Please rewrite the listing below with "card-divider" swapped for "divider-line" wherever it appears, keeping every other character of every line unchanged.

:: Data lines

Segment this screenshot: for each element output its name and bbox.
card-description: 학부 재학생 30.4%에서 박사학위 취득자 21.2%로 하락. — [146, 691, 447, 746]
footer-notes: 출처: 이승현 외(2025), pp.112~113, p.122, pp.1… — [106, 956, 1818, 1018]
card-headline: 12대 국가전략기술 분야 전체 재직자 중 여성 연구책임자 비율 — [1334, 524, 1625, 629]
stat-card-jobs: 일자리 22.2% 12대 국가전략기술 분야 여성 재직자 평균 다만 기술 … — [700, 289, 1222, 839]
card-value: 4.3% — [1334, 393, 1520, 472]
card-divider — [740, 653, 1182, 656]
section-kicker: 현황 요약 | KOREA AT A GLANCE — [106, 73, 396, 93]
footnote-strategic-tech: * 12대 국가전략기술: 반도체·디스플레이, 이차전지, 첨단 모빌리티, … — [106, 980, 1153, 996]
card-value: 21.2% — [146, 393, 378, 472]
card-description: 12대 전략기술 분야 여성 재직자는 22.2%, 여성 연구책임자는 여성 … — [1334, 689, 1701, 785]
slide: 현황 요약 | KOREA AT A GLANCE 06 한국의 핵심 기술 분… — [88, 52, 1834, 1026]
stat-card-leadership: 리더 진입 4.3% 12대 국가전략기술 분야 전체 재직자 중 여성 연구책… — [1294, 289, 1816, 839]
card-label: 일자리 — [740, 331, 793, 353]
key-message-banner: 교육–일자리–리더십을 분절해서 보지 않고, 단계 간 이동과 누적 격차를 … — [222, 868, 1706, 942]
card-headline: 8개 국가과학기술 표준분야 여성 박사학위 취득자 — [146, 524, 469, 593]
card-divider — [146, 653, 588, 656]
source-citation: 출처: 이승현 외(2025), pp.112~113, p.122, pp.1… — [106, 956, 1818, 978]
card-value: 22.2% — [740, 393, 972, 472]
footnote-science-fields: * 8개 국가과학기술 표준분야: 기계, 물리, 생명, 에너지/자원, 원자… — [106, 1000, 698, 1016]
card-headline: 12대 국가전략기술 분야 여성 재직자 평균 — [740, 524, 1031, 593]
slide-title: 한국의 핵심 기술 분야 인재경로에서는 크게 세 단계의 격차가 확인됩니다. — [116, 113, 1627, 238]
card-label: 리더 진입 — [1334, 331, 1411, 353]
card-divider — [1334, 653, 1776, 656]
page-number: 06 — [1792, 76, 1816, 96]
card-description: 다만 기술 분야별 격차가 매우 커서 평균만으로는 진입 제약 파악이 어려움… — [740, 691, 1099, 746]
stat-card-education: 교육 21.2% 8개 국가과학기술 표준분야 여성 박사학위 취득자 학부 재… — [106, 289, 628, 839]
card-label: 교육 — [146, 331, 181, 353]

::::

Output:
Segment this screenshot: for each element output its name and bbox.
card-description: 학부 재학생 30.4%에서 박사학위 취득자 21.2%로 하락. — [146, 691, 447, 746]
footer-notes: 출처: 이승현 외(2025), pp.112~113, p.122, pp.1… — [106, 956, 1818, 1018]
card-headline: 12대 국가전략기술 분야 전체 재직자 중 여성 연구책임자 비율 — [1334, 524, 1625, 629]
stat-card-jobs: 일자리 22.2% 12대 국가전략기술 분야 여성 재직자 평균 다만 기술 … — [700, 289, 1222, 839]
card-value: 4.3% — [1334, 393, 1520, 472]
divider-line — [740, 653, 1182, 656]
section-kicker: 현황 요약 | KOREA AT A GLANCE — [106, 73, 396, 93]
footnote-strategic-tech: * 12대 국가전략기술: 반도체·디스플레이, 이차전지, 첨단 모빌리티, … — [106, 980, 1153, 996]
card-value: 21.2% — [146, 393, 378, 472]
card-description: 12대 전략기술 분야 여성 재직자는 22.2%, 여성 연구책임자는 여성 … — [1334, 689, 1701, 785]
slide: 현황 요약 | KOREA AT A GLANCE 06 한국의 핵심 기술 분… — [88, 52, 1834, 1026]
stat-card-leadership: 리더 진입 4.3% 12대 국가전략기술 분야 전체 재직자 중 여성 연구책… — [1294, 289, 1816, 839]
card-label: 일자리 — [740, 331, 793, 353]
key-message-banner: 교육–일자리–리더십을 분절해서 보지 않고, 단계 간 이동과 누적 격차를 … — [222, 868, 1706, 942]
card-headline: 8개 국가과학기술 표준분야 여성 박사학위 취득자 — [146, 524, 469, 593]
divider-line — [146, 653, 588, 656]
source-citation: 출처: 이승현 외(2025), pp.112~113, p.122, pp.1… — [106, 956, 1818, 978]
card-value: 22.2% — [740, 393, 972, 472]
footnote-science-fields: * 8개 국가과학기술 표준분야: 기계, 물리, 생명, 에너지/자원, 원자… — [106, 1000, 698, 1016]
card-headline: 12대 국가전략기술 분야 여성 재직자 평균 — [740, 524, 1031, 593]
slide-title: 한국의 핵심 기술 분야 인재경로에서는 크게 세 단계의 격차가 확인됩니다. — [116, 113, 1627, 238]
card-label: 리더 진입 — [1334, 331, 1411, 353]
divider-line — [1334, 653, 1776, 656]
page-number: 06 — [1792, 76, 1816, 96]
card-description: 다만 기술 분야별 격차가 매우 커서 평균만으로는 진입 제약 파악이 어려움… — [740, 691, 1099, 746]
stat-card-education: 교육 21.2% 8개 국가과학기술 표준분야 여성 박사학위 취득자 학부 재… — [106, 289, 628, 839]
card-label: 교육 — [146, 331, 181, 353]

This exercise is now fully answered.